STORED DATA:

------

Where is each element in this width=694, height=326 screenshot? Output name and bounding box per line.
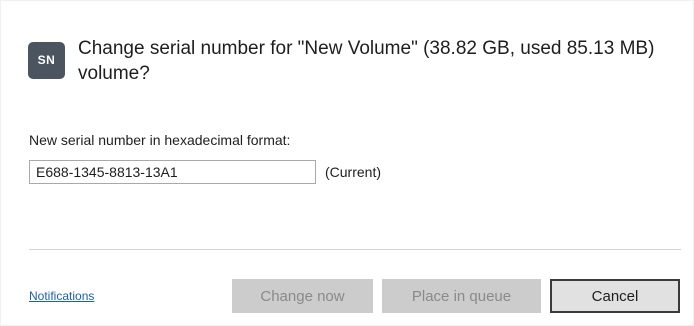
- notifications-link[interactable]: Notifications: [29, 289, 94, 303]
- serial-number-input[interactable]: [29, 160, 316, 184]
- place-in-queue-button[interactable]: Place in queue: [382, 279, 541, 313]
- current-indicator: (Current): [325, 164, 382, 180]
- serial-number-app-icon: SN: [28, 42, 65, 79]
- serial-field-label: New serial number in hexadecimal format:: [29, 132, 291, 148]
- footer-divider: [29, 249, 681, 250]
- change-serial-dialog: SN Change serial number for "New Volume"…: [0, 0, 694, 326]
- cancel-button[interactable]: Cancel: [550, 279, 680, 313]
- dialog-title: Change serial number for "New Volume" (3…: [78, 38, 655, 84]
- change-now-button[interactable]: Change now: [232, 279, 373, 313]
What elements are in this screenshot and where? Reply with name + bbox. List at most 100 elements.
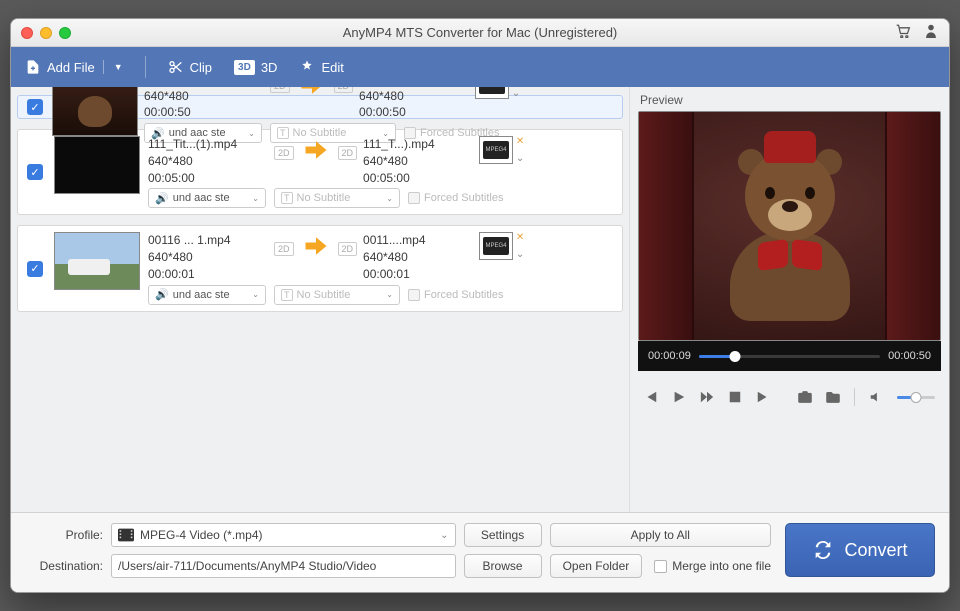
forced-subtitles-toggle[interactable]: Forced Subtitles xyxy=(408,289,503,301)
row-down-icon[interactable]: ⌄ xyxy=(516,153,524,164)
fast-forward-button[interactable] xyxy=(700,389,714,405)
dest-dim-badge: 2D xyxy=(338,146,358,160)
main-area: ✓ [丛林大反...4.mp4 640*480 00:00:50 2D 2D xyxy=(11,87,949,512)
add-file-label: Add File xyxy=(47,60,95,75)
file-row[interactable]: ✓ 00116 ... 1.mp4 640*480 00:00:01 2D 2D xyxy=(17,225,623,311)
traffic-lights xyxy=(11,27,71,39)
3d-label: 3D xyxy=(261,60,278,75)
snapshot-folder-button[interactable] xyxy=(826,389,840,405)
preview-time-total: 00:00:50 xyxy=(888,350,931,362)
dest-filename: 111_T...).mp4 xyxy=(363,136,473,153)
arrow-icon xyxy=(298,87,326,102)
row-checkbox[interactable]: ✓ xyxy=(27,261,43,277)
preview-timebar: 00:00:09 00:00:50 xyxy=(638,341,941,371)
merge-checkbox[interactable] xyxy=(654,560,667,573)
forced-subtitles-label: Forced Subtitles xyxy=(424,192,503,204)
dest-dim-badge: 2D xyxy=(334,87,354,93)
speaker-icon: 🔊 xyxy=(155,192,169,205)
forced-subtitles-checkbox[interactable] xyxy=(408,289,420,301)
fullscreen-window-button[interactable] xyxy=(59,27,71,39)
edit-button[interactable]: Edit xyxy=(299,59,343,75)
subtitle-value: No Subtitle xyxy=(297,289,351,301)
volume-slider[interactable] xyxy=(897,396,935,399)
output-format-button[interactable]: MPEG4 xyxy=(479,136,513,164)
clip-button[interactable]: Clip xyxy=(168,59,212,75)
snapshot-button[interactable] xyxy=(798,389,812,405)
preview-time-current: 00:00:09 xyxy=(648,350,691,362)
apply-to-all-button[interactable]: Apply to All xyxy=(550,523,771,547)
volume-icon[interactable] xyxy=(869,389,883,405)
destination-label: Destination: xyxy=(25,559,103,573)
source-dim-badge: 2D xyxy=(270,87,290,93)
forced-subtitles-label: Forced Subtitles xyxy=(424,289,503,301)
forced-subtitles-toggle[interactable]: Forced Subtitles xyxy=(408,192,503,204)
file-row[interactable]: ✓ [丛林大反...4.mp4 640*480 00:00:50 2D 2D xyxy=(17,95,623,119)
titlebar: AnyMP4 MTS Converter for Mac (Unregister… xyxy=(11,19,949,47)
source-filename: 111_Tit...(1).mp4 xyxy=(148,136,268,153)
source-duration: 00:00:01 xyxy=(148,266,268,283)
dest-duration: 00:05:00 xyxy=(363,170,473,187)
subtitle-select[interactable]: T No Subtitle ⌄ xyxy=(274,188,400,208)
file-row[interactable]: ✓ 111_Tit...(1).mp4 640*480 00:05:00 2D … xyxy=(17,129,623,215)
open-folder-button[interactable]: Open Folder xyxy=(550,554,643,578)
stop-button[interactable] xyxy=(728,389,742,405)
preview-panel: Preview 00:00:09 xyxy=(629,87,949,512)
clip-label: Clip xyxy=(190,60,212,75)
row-checkbox[interactable]: ✓ xyxy=(27,99,43,115)
destination-field[interactable]: /Users/air-711/Documents/AnyMP4 Studio/V… xyxy=(111,554,456,578)
subtitle-select[interactable]: T No Subtitle ⌄ xyxy=(274,285,400,305)
source-duration: 00:05:00 xyxy=(148,170,268,187)
toolbar: Add File ▼ Clip 3D 3D Edit xyxy=(11,47,949,87)
convert-icon xyxy=(812,539,834,561)
row-checkbox[interactable]: ✓ xyxy=(27,164,43,180)
convert-label: Convert xyxy=(844,540,907,561)
speaker-icon: 🔊 xyxy=(155,288,169,301)
output-format-button[interactable]: MPEG4 xyxy=(475,87,509,99)
preview-seek-slider[interactable] xyxy=(699,355,880,358)
3d-button[interactable]: 3D 3D xyxy=(234,60,277,75)
audio-track-select[interactable]: 🔊 und aac ste ⌄ xyxy=(148,188,266,208)
arrow-icon xyxy=(302,232,330,265)
row-remove-icon[interactable]: ✕ xyxy=(516,136,524,147)
bottom-panel: Profile: MPEG-4 Video (*.mp4) ⌄ Settings… xyxy=(11,512,949,592)
merge-checkbox-wrap[interactable]: Merge into one file xyxy=(654,559,771,573)
chevron-down-icon: ⌄ xyxy=(252,290,259,299)
next-button[interactable] xyxy=(756,389,770,405)
source-dim-badge: 2D xyxy=(274,242,294,256)
row-thumbnail[interactable] xyxy=(54,136,140,194)
dest-resolution: 640*480 xyxy=(363,153,473,170)
player-controls xyxy=(638,377,941,417)
forced-subtitles-checkbox[interactable] xyxy=(408,192,420,204)
minimize-window-button[interactable] xyxy=(40,27,52,39)
preview-video[interactable] xyxy=(638,111,941,341)
source-resolution: 640*480 xyxy=(148,249,268,266)
row-down-icon[interactable]: ⌄ xyxy=(512,88,520,99)
add-file-button[interactable]: Add File ▼ xyxy=(25,59,123,75)
chevron-down-icon: ⌄ xyxy=(252,194,259,203)
row-thumbnail[interactable] xyxy=(52,87,138,136)
prev-button[interactable] xyxy=(644,389,658,405)
source-filename: 00116 ... 1.mp4 xyxy=(148,232,268,249)
play-button[interactable] xyxy=(672,389,686,405)
settings-button[interactable]: Settings xyxy=(464,523,542,547)
browse-button[interactable]: Browse xyxy=(464,554,542,578)
output-format-button[interactable]: MPEG4 xyxy=(479,232,513,260)
convert-button[interactable]: Convert xyxy=(785,523,935,577)
row-down-icon[interactable]: ⌄ xyxy=(516,249,524,260)
row-remove-icon[interactable]: ✕ xyxy=(516,232,524,243)
add-file-dropdown-icon[interactable]: ▼ xyxy=(114,62,123,72)
subtitle-icon: T xyxy=(281,289,293,301)
source-duration: 00:00:50 xyxy=(144,104,264,121)
chevron-down-icon: ⌄ xyxy=(440,530,448,541)
file-list: ✓ [丛林大反...4.mp4 640*480 00:00:50 2D 2D xyxy=(11,87,629,512)
audio-track-value: und aac ste xyxy=(173,289,230,301)
audio-track-select[interactable]: 🔊 und aac ste ⌄ xyxy=(148,285,266,305)
row-thumbnail[interactable] xyxy=(54,232,140,290)
close-window-button[interactable] xyxy=(21,27,33,39)
dest-resolution: 640*480 xyxy=(359,88,469,105)
profile-select[interactable]: MPEG-4 Video (*.mp4) ⌄ xyxy=(111,523,456,547)
cart-icon[interactable] xyxy=(895,24,911,41)
user-icon[interactable] xyxy=(925,24,937,41)
dest-duration: 00:00:01 xyxy=(363,266,473,283)
mp4-format-icon xyxy=(118,528,134,542)
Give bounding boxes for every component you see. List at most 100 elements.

------

PROBLEM DESCRIPTION: Could you reproduce the part of the records that opens with the line containing "Forced Subtitles xyxy=(408,289,503,301)" and closes with the line containing "Forced Subtitles xyxy=(408,192,503,204)", renaming "dest-dim-badge" to "destination-dimension-badge" and leaving everything else unchanged?

THE RESPONSE:
forced-subtitles-toggle[interactable]: Forced Subtitles xyxy=(408,289,503,301)
row-down-icon[interactable]: ⌄ xyxy=(516,153,524,164)
fast-forward-button[interactable] xyxy=(700,389,714,405)
destination-dimension-badge: 2D xyxy=(338,146,358,160)
main-area: ✓ [丛林大反...4.mp4 640*480 00:00:50 2D 2D xyxy=(11,87,949,512)
add-file-label: Add File xyxy=(47,60,95,75)
file-row[interactable]: ✓ 00116 ... 1.mp4 640*480 00:00:01 2D 2D xyxy=(17,225,623,311)
traffic-lights xyxy=(11,27,71,39)
3d-label: 3D xyxy=(261,60,278,75)
snapshot-folder-button[interactable] xyxy=(826,389,840,405)
preview-time-total: 00:00:50 xyxy=(888,350,931,362)
dest-filename: 111_T...).mp4 xyxy=(363,136,473,153)
arrow-icon xyxy=(298,87,326,102)
row-checkbox[interactable]: ✓ xyxy=(27,261,43,277)
preview-timebar: 00:00:09 00:00:50 xyxy=(638,341,941,371)
merge-checkbox[interactable] xyxy=(654,560,667,573)
forced-subtitles-label: Forced Subtitles xyxy=(424,192,503,204)
destination-dimension-badge: 2D xyxy=(334,87,354,93)
speaker-icon: 🔊 xyxy=(155,192,169,205)
forced-subtitles-checkbox[interactable] xyxy=(408,289,420,301)
fullscreen-window-button[interactable] xyxy=(59,27,71,39)
edit-button[interactable]: Edit xyxy=(299,59,343,75)
subtitle-value: No Subtitle xyxy=(297,289,351,301)
volume-slider[interactable] xyxy=(897,396,935,399)
output-format-button[interactable]: MPEG4 xyxy=(479,136,513,164)
clip-button[interactable]: Clip xyxy=(168,59,212,75)
snapshot-button[interactable] xyxy=(798,389,812,405)
preview-time-current: 00:00:09 xyxy=(648,350,691,362)
apply-to-all-button[interactable]: Apply to All xyxy=(550,523,771,547)
volume-icon[interactable] xyxy=(869,389,883,405)
destination-label: Destination: xyxy=(25,559,103,573)
source-dim-badge: 2D xyxy=(270,87,290,93)
forced-subtitles-label: Forced Subtitles xyxy=(424,289,503,301)
forced-subtitles-toggle[interactable]: Forced Subtitles xyxy=(408,192,503,204)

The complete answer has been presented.